Collected data entries:
╔══

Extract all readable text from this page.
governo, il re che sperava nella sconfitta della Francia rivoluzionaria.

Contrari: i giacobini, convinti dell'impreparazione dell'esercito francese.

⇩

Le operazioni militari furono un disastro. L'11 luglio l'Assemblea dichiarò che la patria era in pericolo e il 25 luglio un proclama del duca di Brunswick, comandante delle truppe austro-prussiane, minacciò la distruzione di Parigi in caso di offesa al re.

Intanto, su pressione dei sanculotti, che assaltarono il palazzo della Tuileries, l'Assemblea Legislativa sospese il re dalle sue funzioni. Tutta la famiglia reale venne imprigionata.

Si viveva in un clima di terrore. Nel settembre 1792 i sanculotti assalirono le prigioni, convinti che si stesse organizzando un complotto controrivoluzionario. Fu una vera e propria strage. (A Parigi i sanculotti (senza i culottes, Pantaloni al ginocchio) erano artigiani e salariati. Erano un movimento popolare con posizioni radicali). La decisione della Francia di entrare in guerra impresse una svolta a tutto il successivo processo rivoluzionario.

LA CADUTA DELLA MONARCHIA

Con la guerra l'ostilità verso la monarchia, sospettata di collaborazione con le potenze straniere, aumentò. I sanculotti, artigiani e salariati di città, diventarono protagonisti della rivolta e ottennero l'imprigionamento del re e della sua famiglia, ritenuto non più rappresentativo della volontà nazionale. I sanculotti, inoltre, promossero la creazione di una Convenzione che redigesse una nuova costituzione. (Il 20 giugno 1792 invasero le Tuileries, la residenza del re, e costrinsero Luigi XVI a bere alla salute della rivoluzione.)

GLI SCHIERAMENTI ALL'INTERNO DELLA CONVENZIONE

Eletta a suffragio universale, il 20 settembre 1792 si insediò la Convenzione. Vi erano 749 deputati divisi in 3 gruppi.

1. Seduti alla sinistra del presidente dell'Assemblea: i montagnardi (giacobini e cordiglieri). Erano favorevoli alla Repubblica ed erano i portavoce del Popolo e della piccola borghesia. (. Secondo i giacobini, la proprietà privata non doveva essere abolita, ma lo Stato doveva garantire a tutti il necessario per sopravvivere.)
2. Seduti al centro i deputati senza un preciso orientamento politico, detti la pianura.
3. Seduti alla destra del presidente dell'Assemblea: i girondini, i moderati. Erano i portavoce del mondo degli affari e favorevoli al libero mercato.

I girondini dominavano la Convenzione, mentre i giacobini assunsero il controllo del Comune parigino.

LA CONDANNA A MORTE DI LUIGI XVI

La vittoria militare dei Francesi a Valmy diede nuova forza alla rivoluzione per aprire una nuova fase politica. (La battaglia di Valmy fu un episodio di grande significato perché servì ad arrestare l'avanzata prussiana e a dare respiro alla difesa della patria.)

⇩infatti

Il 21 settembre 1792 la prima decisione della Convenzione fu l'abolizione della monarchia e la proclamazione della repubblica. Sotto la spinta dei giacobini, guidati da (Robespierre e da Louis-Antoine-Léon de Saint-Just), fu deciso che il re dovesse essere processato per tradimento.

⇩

╚══

__The request__:
Every line of the material must be returned exactly as it appears.

__Solution__:
Extract all readable text from this page.
governo, il re che sperava nella sconfitta della Francia rivoluzionaria.

Contrari: i giacobini, convinti dell'impreparazione dell'esercito francese.

⇩

Le operazioni militari furono un disastro. L'11 luglio l'Assemblea dichiarò che la patria era in pericolo e il 25 luglio un proclama del duca di Brunswick, comandante delle truppe austro-prussiane, minacciò la distruzione di Parigi in caso di offesa al re.

Intanto, su pressione dei sanculotti, che assaltarono il palazzo della Tuileries, l'Assemblea Legislativa sospese il re dalle sue funzioni. Tutta la famiglia reale venne imprigionata.

Si viveva in un clima di terrore. Nel settembre 1792 i sanculotti assalirono le prigioni, convinti che si stesse organizzando un complotto controrivoluzionario. Fu una vera e propria strage. (A Parigi i sanculotti (senza i culottes, Pantaloni al ginocchio) erano artigiani e salariati. Erano un movimento popolare con posizioni radicali). La decisione della Francia di entrare in guerra impresse una svolta a tutto il successivo processo rivoluzionario.

LA CADUTA DELLA MONARCHIA

Con la guerra l'ostilità verso la monarchia, sospettata di collaborazione con le potenze straniere, aumentò. I sanculotti, artigiani e salariati di città, diventarono protagonisti della rivolta e ottennero l'imprigionamento del re e della sua famiglia, ritenuto non più rappresentativo della volontà nazionale. I sanculotti, inoltre, promossero la creazione di una Convenzione che redigesse una nuova costituzione. (Il 20 giugno 1792 invasero le Tuileries, la residenza del re, e costrinsero Luigi XVI a bere alla salute della rivoluzione.)

GLI SCHIERAMENTI ALL'INTERNO DELLA CONVENZIONE

Eletta a suffragio universale, il 20 settembre 1792 si insediò la Convenzione. Vi erano 749 deputati divisi in 3 gruppi.

1. Seduti alla sinistra del presidente dell'Assemblea: i montagnardi (giacobini e cordiglieri). Erano favorevoli alla Repubblica ed erano i portavoce del Popolo e della piccola borghesia. (. Secondo i giacobini, la proprietà privata non doveva essere abolita, ma lo Stato doveva garantire a tutti il necessario per sopravvivere.)
2. Seduti al centro i deputati senza un preciso orientamento politico, detti la pianura.
3. Seduti alla destra del presidente dell'Assemblea: i girondini, i moderati. Erano i portavoce del mondo degli affari e favorevoli al libero mercato.

I girondini dominavano la Convenzione, mentre i giacobini assunsero il controllo del Comune parigino.

LA CONDANNA A MORTE DI LUIGI XVI

La vittoria militare dei Francesi a Valmy diede nuova forza alla rivoluzione per aprire una nuova fase politica. (La battaglia di Valmy fu un episodio di grande significato perché servì ad arrestare l'avanzata prussiana e a dare respiro alla difesa della patria.)

⇩infatti

Il 21 settembre 1792 la prima decisione della Convenzione fu l'abolizione della monarchia e la proclamazione della repubblica. Sotto la spinta dei giacobini, guidati da (Robespierre e da Louis-Antoine-Léon de Saint-Just), fu deciso che il re dovesse essere processato per tradimento.

⇩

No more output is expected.